WHAT YOU SHOULD DO
Where a line holds the string "also", return that line.

STORED RECORDS
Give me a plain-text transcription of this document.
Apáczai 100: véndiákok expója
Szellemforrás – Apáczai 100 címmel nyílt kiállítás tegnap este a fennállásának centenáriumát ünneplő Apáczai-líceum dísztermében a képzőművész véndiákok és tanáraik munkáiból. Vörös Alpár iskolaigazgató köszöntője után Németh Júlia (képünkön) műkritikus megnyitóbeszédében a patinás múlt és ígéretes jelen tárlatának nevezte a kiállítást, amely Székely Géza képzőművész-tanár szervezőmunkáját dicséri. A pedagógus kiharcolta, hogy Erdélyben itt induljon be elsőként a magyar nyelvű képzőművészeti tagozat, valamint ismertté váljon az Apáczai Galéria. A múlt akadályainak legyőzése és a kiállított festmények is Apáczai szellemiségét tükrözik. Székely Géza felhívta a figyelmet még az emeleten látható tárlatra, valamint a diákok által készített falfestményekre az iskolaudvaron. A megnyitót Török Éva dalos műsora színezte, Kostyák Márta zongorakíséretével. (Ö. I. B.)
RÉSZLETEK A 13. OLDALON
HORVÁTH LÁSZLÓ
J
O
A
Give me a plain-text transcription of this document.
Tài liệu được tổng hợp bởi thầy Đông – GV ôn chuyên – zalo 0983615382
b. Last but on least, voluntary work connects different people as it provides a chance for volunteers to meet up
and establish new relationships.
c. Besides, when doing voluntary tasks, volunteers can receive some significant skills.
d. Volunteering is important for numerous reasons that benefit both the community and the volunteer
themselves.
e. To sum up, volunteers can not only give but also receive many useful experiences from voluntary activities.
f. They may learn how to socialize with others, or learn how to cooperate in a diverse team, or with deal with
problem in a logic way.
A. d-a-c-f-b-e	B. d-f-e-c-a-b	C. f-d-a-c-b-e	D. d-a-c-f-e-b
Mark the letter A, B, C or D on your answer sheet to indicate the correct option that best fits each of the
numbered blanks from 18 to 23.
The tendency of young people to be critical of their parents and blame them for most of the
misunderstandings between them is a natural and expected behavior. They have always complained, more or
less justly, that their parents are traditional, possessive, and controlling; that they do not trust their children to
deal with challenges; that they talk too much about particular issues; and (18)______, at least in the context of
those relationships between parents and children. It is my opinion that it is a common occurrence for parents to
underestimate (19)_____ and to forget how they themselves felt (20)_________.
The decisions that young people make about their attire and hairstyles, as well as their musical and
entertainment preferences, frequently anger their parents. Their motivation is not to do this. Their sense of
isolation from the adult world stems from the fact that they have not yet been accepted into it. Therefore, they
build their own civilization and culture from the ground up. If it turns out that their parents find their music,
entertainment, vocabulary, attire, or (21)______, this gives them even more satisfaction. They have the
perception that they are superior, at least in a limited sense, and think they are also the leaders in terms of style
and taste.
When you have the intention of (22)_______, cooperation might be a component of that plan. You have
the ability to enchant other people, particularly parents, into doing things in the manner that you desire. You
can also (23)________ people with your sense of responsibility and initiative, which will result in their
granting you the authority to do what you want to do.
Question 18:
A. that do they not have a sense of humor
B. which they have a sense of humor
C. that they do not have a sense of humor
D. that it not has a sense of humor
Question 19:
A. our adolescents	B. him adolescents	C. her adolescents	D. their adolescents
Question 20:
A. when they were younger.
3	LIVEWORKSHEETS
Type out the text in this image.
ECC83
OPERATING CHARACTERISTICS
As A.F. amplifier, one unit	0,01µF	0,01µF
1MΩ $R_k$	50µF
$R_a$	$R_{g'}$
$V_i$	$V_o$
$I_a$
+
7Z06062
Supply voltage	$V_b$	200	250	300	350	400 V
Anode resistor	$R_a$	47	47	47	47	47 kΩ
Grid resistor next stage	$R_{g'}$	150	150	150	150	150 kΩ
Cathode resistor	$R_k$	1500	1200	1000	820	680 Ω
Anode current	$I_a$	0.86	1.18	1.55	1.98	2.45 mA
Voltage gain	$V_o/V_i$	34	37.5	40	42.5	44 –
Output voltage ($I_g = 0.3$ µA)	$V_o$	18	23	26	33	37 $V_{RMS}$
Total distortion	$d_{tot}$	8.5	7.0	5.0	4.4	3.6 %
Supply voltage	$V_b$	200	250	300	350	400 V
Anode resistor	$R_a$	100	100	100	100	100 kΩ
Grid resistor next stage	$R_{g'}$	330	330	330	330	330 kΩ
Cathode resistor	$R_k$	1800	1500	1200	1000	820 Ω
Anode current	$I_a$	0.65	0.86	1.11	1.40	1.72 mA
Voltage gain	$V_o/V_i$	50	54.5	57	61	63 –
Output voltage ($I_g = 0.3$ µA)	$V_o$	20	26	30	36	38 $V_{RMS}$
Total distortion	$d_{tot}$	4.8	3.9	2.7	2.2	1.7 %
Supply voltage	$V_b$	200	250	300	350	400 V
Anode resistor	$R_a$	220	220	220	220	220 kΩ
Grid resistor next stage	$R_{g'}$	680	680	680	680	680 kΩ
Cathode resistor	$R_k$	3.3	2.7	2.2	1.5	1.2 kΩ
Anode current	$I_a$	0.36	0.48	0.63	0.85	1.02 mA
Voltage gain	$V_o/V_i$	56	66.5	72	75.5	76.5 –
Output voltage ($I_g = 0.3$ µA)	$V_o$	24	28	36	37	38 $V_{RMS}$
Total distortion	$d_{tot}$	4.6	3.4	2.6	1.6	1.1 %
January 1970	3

SOLUTION TO THIS PROBLEM
e. To sum up, volunteers can not only give but also receive many useful experiences from voluntary activities.
perception that they are superior, at least in a limited sense, and think they are also the leaders in terms of style
can also (23)________ people with your sense of responsibility and initiative, which will result in their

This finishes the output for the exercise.